## [WHAT IS REQUIRED]
Pick up the article about New England place names traced to Old Norse and keep writing from its last paragraph.

## [TEXT]
━━━━━━━━━━━━━━━━━━━━━━━━━━━━━━

Tuesday, January 20, 2015

NAMES FOUND TO BE NORSE

Little Known American History

Names Found

to be Norse

By Larry Stroud
of the Batesville Daily Guard
.

Quite by chance, many years ago, Reider T. Sherwin heard a certain New England place name before he saw it in print. The speaker said  the name was of American Indian origin, but Sherwin, a native of Norway before moving to the United States, disputed that because he recognized the word as one he had long known.
.
Sherwin was familiar with dialectal Norwegian, which is much closer to the Old Norse language than literary Norwegian. And the meaning of the word Sherwin knew was identical to the meaning of the place name the speaker was identifying as Indian.
.
His curiosity piqued, Sherwin began to look upon New England maps for other place names of Indian origin. He closed his eyes to the spelling and considered only the pronunciation. Several of these he could readily identify as Norwegian or as strings of Old Norse root words put together.
.

━━━━━━━━━━━━━━━━━━━━━━━━━━━━━━

[Records of where the elements appear]
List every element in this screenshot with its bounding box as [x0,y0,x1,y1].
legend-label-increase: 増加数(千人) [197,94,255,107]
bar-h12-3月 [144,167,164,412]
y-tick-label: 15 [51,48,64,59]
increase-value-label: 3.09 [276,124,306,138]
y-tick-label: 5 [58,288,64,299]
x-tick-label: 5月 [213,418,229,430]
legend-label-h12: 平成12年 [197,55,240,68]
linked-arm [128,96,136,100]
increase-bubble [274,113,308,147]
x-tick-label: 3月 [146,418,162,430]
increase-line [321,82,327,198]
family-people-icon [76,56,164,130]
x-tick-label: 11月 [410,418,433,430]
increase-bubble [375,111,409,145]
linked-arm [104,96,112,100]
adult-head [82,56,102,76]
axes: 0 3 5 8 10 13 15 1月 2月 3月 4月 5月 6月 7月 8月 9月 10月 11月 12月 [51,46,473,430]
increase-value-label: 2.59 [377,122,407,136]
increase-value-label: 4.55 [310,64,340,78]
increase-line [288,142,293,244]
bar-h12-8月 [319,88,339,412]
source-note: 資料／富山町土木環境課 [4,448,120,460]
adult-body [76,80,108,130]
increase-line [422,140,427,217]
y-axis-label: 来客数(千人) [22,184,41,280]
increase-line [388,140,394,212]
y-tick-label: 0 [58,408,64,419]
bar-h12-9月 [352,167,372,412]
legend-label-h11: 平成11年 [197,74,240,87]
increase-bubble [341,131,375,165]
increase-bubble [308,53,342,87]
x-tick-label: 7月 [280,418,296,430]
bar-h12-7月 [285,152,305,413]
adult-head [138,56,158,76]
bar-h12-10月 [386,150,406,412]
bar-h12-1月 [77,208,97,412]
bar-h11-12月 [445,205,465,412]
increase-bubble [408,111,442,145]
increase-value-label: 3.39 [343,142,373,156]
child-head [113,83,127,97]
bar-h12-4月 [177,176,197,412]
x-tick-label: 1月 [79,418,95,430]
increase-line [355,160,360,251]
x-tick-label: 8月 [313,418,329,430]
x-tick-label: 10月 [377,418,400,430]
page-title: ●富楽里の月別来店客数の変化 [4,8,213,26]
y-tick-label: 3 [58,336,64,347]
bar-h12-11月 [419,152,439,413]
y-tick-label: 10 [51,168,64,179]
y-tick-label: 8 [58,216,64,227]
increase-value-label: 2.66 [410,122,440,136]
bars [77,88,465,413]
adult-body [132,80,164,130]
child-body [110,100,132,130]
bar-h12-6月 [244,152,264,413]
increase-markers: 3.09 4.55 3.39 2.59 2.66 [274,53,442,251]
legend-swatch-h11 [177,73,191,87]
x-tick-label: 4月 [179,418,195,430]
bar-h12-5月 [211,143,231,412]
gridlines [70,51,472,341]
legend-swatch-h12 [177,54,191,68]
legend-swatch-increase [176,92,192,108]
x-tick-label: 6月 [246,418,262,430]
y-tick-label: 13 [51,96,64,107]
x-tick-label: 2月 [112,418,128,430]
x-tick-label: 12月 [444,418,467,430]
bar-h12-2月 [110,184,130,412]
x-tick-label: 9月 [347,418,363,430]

━━━━━━━━━━━━━━━━━━━━━━━━━━━━━━

## [ANSWER TO THE EXERCISE]
Familiar with Leif Ericson’s attempted settlement of Vinland (later known as America) around 1000 A.D., Sherwin began to study the Old Norse language more intensely to see if it was more than coincidence that certain places bore descriptive names which were called Indian names but which mirrored the sound and meaning of Old Norse names for the same types of places.
.
He also studied the language of the Algonquin tribes in dictionaries compiled by early French, English, Swedish and German missionaries who worked among various tribes of these Indians as European colonists began to arrive in great numbers in the early 17th century. 
.
Those tribes included the Cree, Chippewa (Ojibway), Ottawa, Algonquin, Potawatomi, Sauk, Fox, Kickapoo, Abnaki, Micmac, Mohican, Shawnee, Illinois, Blackfoot, Pequot, and others who speak dialects of the Algonquin language.
.
He even delved into Longfellow’s epic poem, “Hiawatha,” from which Longfellow borrowed “Indian” names and their meanings.
.
The results are amazing and were published in Sherwin’s books, the eight volumes of “The Viking and the Red Man: The Old Norse Origin of the Algonquin Language” (the first volume was published in 1940 by Funk & Wagnalls Co.).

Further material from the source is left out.